Stored data
--- start ---

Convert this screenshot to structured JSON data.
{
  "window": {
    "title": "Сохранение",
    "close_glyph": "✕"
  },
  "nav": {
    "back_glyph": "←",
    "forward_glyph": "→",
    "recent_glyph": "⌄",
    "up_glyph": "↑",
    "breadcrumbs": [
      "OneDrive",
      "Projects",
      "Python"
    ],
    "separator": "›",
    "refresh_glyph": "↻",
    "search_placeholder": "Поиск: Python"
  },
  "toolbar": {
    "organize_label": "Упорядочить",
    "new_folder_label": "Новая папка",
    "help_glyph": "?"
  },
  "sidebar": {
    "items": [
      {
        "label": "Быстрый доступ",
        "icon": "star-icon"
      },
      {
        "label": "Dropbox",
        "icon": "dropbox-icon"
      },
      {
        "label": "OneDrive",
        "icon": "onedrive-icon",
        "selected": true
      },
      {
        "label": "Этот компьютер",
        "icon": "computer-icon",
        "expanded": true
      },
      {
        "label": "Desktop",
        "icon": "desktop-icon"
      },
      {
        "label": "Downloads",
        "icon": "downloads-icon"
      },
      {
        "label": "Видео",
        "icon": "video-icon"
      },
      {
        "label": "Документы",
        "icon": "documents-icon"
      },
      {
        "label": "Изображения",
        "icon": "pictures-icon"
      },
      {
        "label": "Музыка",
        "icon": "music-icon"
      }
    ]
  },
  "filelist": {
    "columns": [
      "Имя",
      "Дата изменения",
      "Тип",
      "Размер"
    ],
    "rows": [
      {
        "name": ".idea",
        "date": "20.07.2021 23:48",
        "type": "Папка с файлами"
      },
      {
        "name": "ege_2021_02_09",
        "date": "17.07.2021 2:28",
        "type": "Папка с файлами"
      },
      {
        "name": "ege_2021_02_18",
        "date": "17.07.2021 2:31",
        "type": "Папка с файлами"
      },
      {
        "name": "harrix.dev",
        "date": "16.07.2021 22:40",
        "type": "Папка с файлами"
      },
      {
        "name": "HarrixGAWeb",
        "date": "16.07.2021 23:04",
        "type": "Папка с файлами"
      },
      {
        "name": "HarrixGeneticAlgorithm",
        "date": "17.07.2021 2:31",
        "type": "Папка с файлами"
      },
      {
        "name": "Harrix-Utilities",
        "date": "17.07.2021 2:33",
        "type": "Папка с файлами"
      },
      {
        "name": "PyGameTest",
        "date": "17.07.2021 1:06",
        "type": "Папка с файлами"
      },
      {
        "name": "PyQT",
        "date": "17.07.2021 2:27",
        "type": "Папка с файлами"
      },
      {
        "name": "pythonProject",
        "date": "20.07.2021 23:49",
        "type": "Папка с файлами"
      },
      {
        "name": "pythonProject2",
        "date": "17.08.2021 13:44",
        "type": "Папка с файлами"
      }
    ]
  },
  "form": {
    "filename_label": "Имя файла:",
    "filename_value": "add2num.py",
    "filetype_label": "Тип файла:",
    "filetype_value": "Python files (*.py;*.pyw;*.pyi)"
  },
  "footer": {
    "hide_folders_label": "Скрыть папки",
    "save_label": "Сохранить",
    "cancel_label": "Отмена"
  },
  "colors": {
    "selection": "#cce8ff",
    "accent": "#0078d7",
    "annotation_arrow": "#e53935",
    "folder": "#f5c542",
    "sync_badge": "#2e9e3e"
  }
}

--- end ---
--- start ---

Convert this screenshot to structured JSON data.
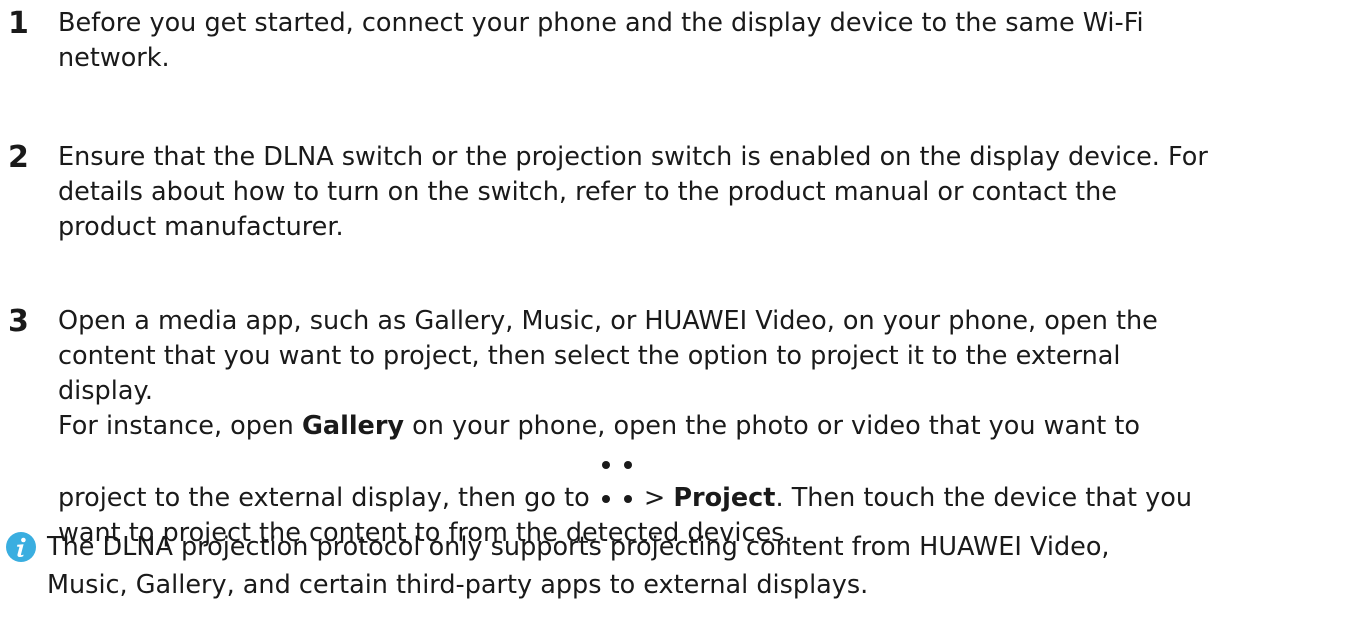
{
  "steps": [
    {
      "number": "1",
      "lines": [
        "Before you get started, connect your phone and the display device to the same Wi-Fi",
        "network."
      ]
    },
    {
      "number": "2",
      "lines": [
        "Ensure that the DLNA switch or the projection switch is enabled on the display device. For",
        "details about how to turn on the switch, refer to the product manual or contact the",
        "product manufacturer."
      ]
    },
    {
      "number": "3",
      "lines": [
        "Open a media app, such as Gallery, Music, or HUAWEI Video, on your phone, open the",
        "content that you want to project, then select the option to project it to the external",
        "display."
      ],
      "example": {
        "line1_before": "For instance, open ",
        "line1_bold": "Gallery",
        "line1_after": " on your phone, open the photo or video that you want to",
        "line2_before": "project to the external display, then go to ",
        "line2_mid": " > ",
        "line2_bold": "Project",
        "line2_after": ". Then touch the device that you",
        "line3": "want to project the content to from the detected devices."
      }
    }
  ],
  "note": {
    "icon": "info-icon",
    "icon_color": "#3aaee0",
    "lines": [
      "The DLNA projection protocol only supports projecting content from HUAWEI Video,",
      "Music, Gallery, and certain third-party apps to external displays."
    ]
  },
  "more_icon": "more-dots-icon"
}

--- end ---

▶ [Set problem]:
Filter the entries and copy out every line with the word "HUAWEI".

▶ [Output for this task]:
        "Open a media app, such as Gallery, Music, or HUAWEI Video, on your phone, open the",
      "The DLNA projection protocol only supports projecting content from HUAWEI Video,",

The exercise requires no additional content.